------ WORKING DATA

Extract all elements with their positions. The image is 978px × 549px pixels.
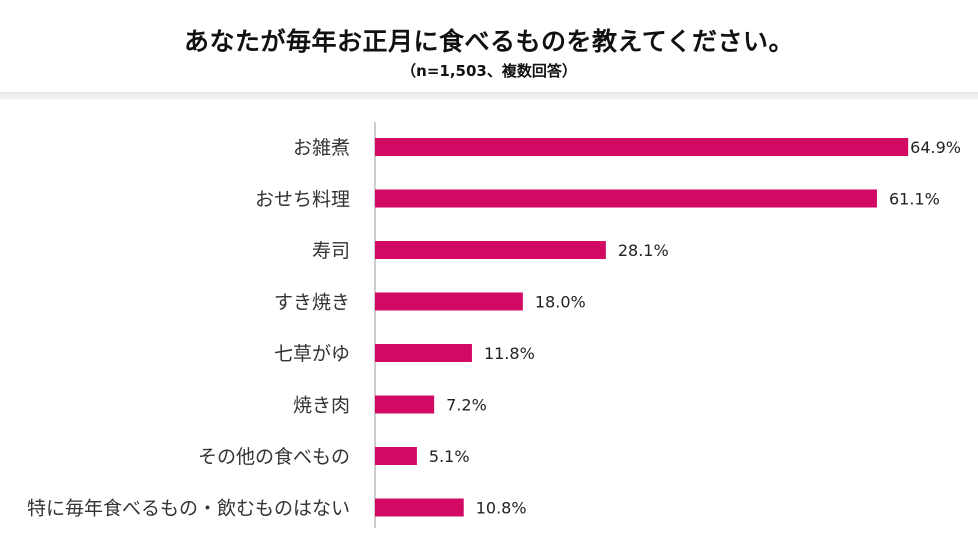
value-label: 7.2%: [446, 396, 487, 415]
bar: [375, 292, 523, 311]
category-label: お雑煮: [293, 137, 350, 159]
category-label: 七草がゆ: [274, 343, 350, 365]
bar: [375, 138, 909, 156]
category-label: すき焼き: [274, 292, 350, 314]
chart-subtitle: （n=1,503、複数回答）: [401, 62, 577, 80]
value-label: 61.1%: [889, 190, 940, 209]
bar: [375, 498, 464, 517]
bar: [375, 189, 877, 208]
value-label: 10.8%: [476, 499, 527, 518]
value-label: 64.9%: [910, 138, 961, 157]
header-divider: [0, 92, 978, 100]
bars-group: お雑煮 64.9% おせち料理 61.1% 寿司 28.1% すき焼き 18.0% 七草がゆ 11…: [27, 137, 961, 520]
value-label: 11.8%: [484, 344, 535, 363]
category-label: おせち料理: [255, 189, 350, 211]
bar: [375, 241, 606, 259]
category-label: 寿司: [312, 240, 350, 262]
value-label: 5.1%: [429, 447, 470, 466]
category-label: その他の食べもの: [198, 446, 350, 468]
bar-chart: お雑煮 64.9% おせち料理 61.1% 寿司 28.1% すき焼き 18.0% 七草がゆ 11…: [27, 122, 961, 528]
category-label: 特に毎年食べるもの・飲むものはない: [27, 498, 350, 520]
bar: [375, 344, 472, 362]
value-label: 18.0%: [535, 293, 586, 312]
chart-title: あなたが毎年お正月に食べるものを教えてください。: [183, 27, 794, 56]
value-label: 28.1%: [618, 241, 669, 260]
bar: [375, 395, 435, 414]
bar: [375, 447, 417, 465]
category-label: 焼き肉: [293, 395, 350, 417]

------------

WORK TO DO
Can you return every line of the rows above word for word, leaving out the pictures?

EXPECTED ANSWER
Extract all elements with their positions. The image is 978px × 549px pixels.
value-label: 7.2%: [446, 396, 487, 415]
bar: [375, 292, 523, 311]
category-label: お雑煮: [293, 137, 350, 159]
category-label: 七草がゆ: [274, 343, 350, 365]
bar: [375, 138, 909, 156]
category-label: すき焼き: [274, 292, 350, 314]
chart-subtitle: （n=1,503、複数回答）: [401, 62, 577, 80]
value-label: 61.1%: [889, 190, 940, 209]
bar: [375, 498, 464, 517]
bar: [375, 189, 877, 208]
value-label: 10.8%: [476, 499, 527, 518]
value-label: 64.9%: [910, 138, 961, 157]
header-divider: [0, 92, 978, 100]
bars-group: お雑煮 64.9% おせち料理 61.1% 寿司 28.1% すき焼き 18.0% 七草がゆ 11…: [27, 137, 961, 520]
value-label: 11.8%: [484, 344, 535, 363]
category-label: おせち料理: [255, 189, 350, 211]
bar: [375, 241, 606, 259]
category-label: 寿司: [312, 240, 350, 262]
value-label: 5.1%: [429, 447, 470, 466]
category-label: その他の食べもの: [198, 446, 350, 468]
bar-chart: お雑煮 64.9% おせち料理 61.1% 寿司 28.1% すき焼き 18.0% 七草がゆ 11…: [27, 122, 961, 528]
category-label: 特に毎年食べるもの・飲むものはない: [27, 498, 350, 520]
bar: [375, 344, 472, 362]
value-label: 18.0%: [535, 293, 586, 312]
chart-title: あなたが毎年お正月に食べるものを教えてください。: [183, 27, 794, 56]
value-label: 28.1%: [618, 241, 669, 260]
bar: [375, 395, 435, 414]
bar: [375, 447, 417, 465]
category-label: 焼き肉: [293, 395, 350, 417]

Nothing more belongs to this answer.